Exercise task A =
In the entries, format as a numbered list the lines starting with the line that contains "section-optional-accessories [110, 984, 855, 1052]" and ending with the line that contains "lens-care-list [110, 122, 855, 826]", both included, with blank lines omitted.

-- START OF Selected passage --

No Other Path, No Other Way

I've always been uncomfortable with awards. I hate the idea of competition in art. The dozens of theatre companies in St. Louis are not in competition with each other. Someone can see a New Line show one weekend and a HotCity show the next weekend. It's always bothered me when local theatre companies claim to be the "best" or "premier" something-or-other. It's both nonsensical (who's to say who's "best" and by whose standard?) and it's sort of uncool too, explicitly saying you're better than the rest of us...

But awards kind of do the same thing. You're the best, so you're not.

In my experience, the companies that do really exceptional work don't have to tell us they're exceptional; the work, the audiences, and the reviews speak for themselves.

Full disclosure: During the years when St. Louis had the Kevin Kline Awards, and now with the St. Louis Theater Circle Awards, New Line has been nominated for multiple awards every year, but none of us ever won anything. But that's more than fine with me. We often joked that winning anything would ruin our reputation as "the bad boy of musical theatre."

Our proud losing streak was broken this week when Rob Lippert won the St. Louis Theater Circle Award for his lighting for Night of the Living Dead. Thanks for ruining everything, Rob! The rest of us who were nominated this year had the decency to lose again!

But also that night, the Theater Circle presented me with a special award for New Line's body of work over the past twenty-three seasons. As always, it made a little uncomfortable, but at least in this case, it wasn't about "winning" or competition; it was just a really nice compliment, an acknowledgement of our longevity and the fascinating, alternative work New Line has become known for.

My folks came to see me accept the award, and to my surprise, so did my high school drama teacher, Judy Rethwisch, who set me on my current path more than any other single person.

Lynn Venhaus of the Belleveille News-Democrat, introduced me (with text written by Judith Newmark):
Spend a few years on our side of the lights, and gradually you're bound to notice something: Point of view. You learn what kinds of material, performances and style different theaters cultivate. In time you may conclude that different theaters, like different actors or singers, have their own voices.

Since 1991, when it was founded by artistic director Scott Miller, New Line Theatre has developed one of the clearest, most distinctive voices we have heard. You know a New Line show from the minute you walk into whatever intimate room it's making its current home.

That voice will be socially aware, and it will be politically to the left. It will be musical, and there's a fair chance it will be music from a show you've never seen, or possibly heard of, before.

On the other hand, it will probably feature performers you recognize, members of New Line's informal repertory company. It won't offer much in the way of eye candy, but it will probably boast a stripped-down, ripped-stocking style that has its own louche charm.

-- END OF Selected passage --
-- START OF Input material --

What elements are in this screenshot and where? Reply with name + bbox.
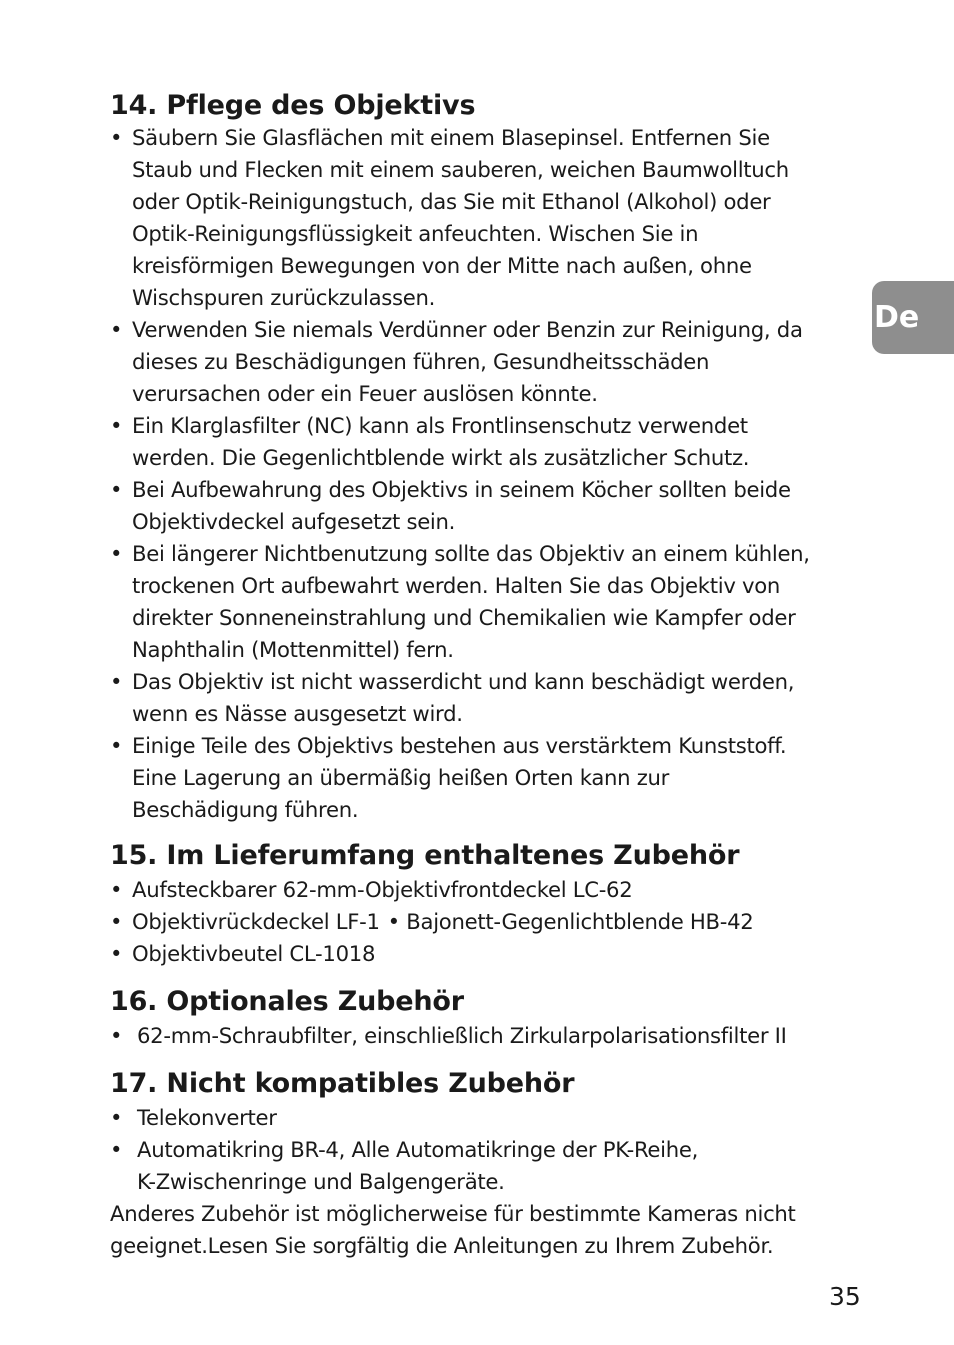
section-optional-accessories [110, 984, 855, 1052]
list-item [110, 666, 855, 730]
included-accessories-list [110, 874, 855, 970]
section-incompatible-accessories [110, 1066, 855, 1262]
item-text-line: dieses zu Beschädigungen führen, Gesundheitsschäden [132, 349, 710, 374]
item-text: Aufsteckbarer 62-mm-Objektivfrontdeckel LC-62 [132, 877, 633, 902]
lens-care-list [110, 122, 855, 826]
section-included-accessories [110, 838, 855, 970]
item-text-line: Bei längerer Nichtbenutzung sollte das Objektiv an einem kühlen, [132, 541, 810, 566]
section-lens-care [110, 88, 855, 826]
list-item [110, 874, 855, 906]
item-text-line: Optik-Reinigungsflüssigkeit anfeuchten. Wischen Sie in [132, 221, 699, 246]
page-content [110, 88, 855, 1262]
bullet-icon: • [110, 413, 123, 438]
item-text-line: Säubern Sie Glasflächen mit einem Blasepinsel. Entfernen Sie [132, 125, 770, 150]
list-item [110, 410, 855, 474]
item-text: Bajonett-Gegenlichtblende HB-42 [406, 909, 754, 934]
item-text: Objektivbeutel CL-1018 [132, 941, 376, 966]
note-line: geeignet.Lesen Sie sorgfältig die Anleitungen zu Ihrem Zubehör. [110, 1233, 774, 1258]
item-text-line: oder Optik-Reinigungstuch, das Sie mit Ethanol (Alkohol) oder [132, 189, 771, 214]
item-text-line: Objektivdeckel aufgesetzt sein. [132, 509, 456, 534]
item-text-line: Automatikring BR-4, Alle Automatikringe der PK-Reihe, [137, 1137, 699, 1162]
bullet-icon: • [110, 1137, 123, 1162]
note-line: Anderes Zubehör ist möglicherweise für bestimmte Kameras nicht [110, 1201, 796, 1226]
item-text-line: Eine Lagerung an übermäßig heißen Orten kann zur [132, 765, 670, 790]
item-text-line: Ein Klarglasfilter (NC) kann als Frontlinsenschutz verwendet [132, 413, 748, 438]
item-text: 62-mm-Schraubfilter, einschließlich Zirkularpolarisationsfilter II [137, 1023, 787, 1048]
language-tab: De [872, 281, 954, 354]
list-item [110, 938, 855, 970]
list-item [110, 1134, 855, 1198]
list-item [110, 122, 855, 314]
item-text-line: kreisförmigen Bewegungen von der Mitte nach außen, ohne [132, 253, 752, 278]
item-text: Objektivrückdeckel LF-1 [132, 909, 380, 934]
bullet-icon: • [110, 733, 123, 758]
item-text-line: Bei Aufbewahrung des Objektivs in seinem Köcher sollten beide [132, 477, 791, 502]
section-heading: 15. Im Lieferumfang enthaltenes Zubehör [110, 840, 740, 871]
page-number: 35 [829, 1282, 861, 1311]
section-heading: 14. Pflege des Objektivs [110, 90, 476, 121]
list-item [110, 1020, 855, 1052]
item-text-line: Das Objektiv ist nicht wasserdicht und kann beschädigt werden, [132, 669, 795, 694]
item-text-line: werden. Die Gegenlichtblende wirkt als zusätzlicher Schutz. [132, 445, 750, 470]
list-item [110, 1102, 855, 1134]
bullet-icon: • [110, 669, 123, 694]
item-text: Telekonverter [137, 1105, 277, 1130]
bullet-icon: • [387, 909, 400, 934]
bullet-icon: • [110, 941, 123, 966]
bullet-icon: • [110, 1105, 123, 1130]
bullet-icon: • [110, 125, 123, 150]
item-text-line: verursachen oder ein Feuer auslösen könnte. [132, 381, 598, 406]
bullet-icon: • [110, 317, 123, 342]
bullet-icon: • [110, 477, 123, 502]
section-heading: 16. Optionales Zubehör [110, 986, 464, 1017]
item-text-line: Einige Teile des Objektivs bestehen aus verstärktem Kunststoff. [132, 733, 787, 758]
incompatible-accessories-list [110, 1102, 855, 1198]
list-item [110, 906, 855, 938]
optional-accessories-list [110, 1020, 855, 1052]
item-text-line: Beschädigung führen. [132, 797, 359, 822]
item-text-line: Wischspuren zurückzulassen. [132, 285, 436, 310]
bullet-icon: • [110, 909, 123, 934]
bullet-icon: • [110, 541, 123, 566]
item-text-line: wenn es Nässe ausgesetzt wird. [132, 701, 463, 726]
item-text-line: Staub und Flecken mit einem sauberen, weichen Baumwolltuch [132, 157, 789, 182]
bullet-icon: • [110, 1023, 123, 1048]
list-item [110, 730, 855, 826]
item-text-line: trockenen Ort aufbewahrt werden. Halten Sie das Objektiv von [132, 573, 781, 598]
item-text-line: Verwenden Sie niemals Verdünner oder Benzin zur Reinigung, da [132, 317, 803, 342]
item-text-line: direkter Sonneneinstrahlung und Chemikalien wie Kampfer oder [132, 605, 796, 630]
list-item [110, 314, 855, 410]
item-text-line: Naphthalin (Mottenmittel) fern. [132, 637, 454, 662]
compatibility-note [110, 1198, 855, 1262]
section-heading: 17. Nicht kompatibles Zubehör [110, 1068, 575, 1099]
list-item [110, 474, 855, 538]
item-text-line: K-Zwischenringe und Balgengeräte. [137, 1169, 505, 1194]
bullet-icon: • [110, 877, 123, 902]
list-item [110, 538, 855, 666]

-- END OF Input material --

Exercise task B =
Answer these questions from the post on theater awards:
(i) For which show did Rob Lippert win his St. Louis Theater Circle Award?
(ii) In what year was New Line Theatre founded?
(iii) Who wrote the introduction that Lynn Venhaus delivered?

Reply A =
1. section-optional-accessories [110, 984, 855, 1052]
2. list-item [110, 666, 855, 730]
3. included-accessories-list [110, 874, 855, 970]
4. section-incompatible-accessories [110, 1066, 855, 1262]
5. item-text-line: dieses zu Beschädigungen führen, Gesundheitsschäden [132, 349, 710, 374]
6. item-text: Aufsteckbarer 62-mm-Objektivfrontdeckel LC-62 [132, 877, 633, 902]
7. lens-care-list [110, 122, 855, 826]

Reply B =
(i) Night of the Living Dead
(ii) 1991
(iii) Judith Newmark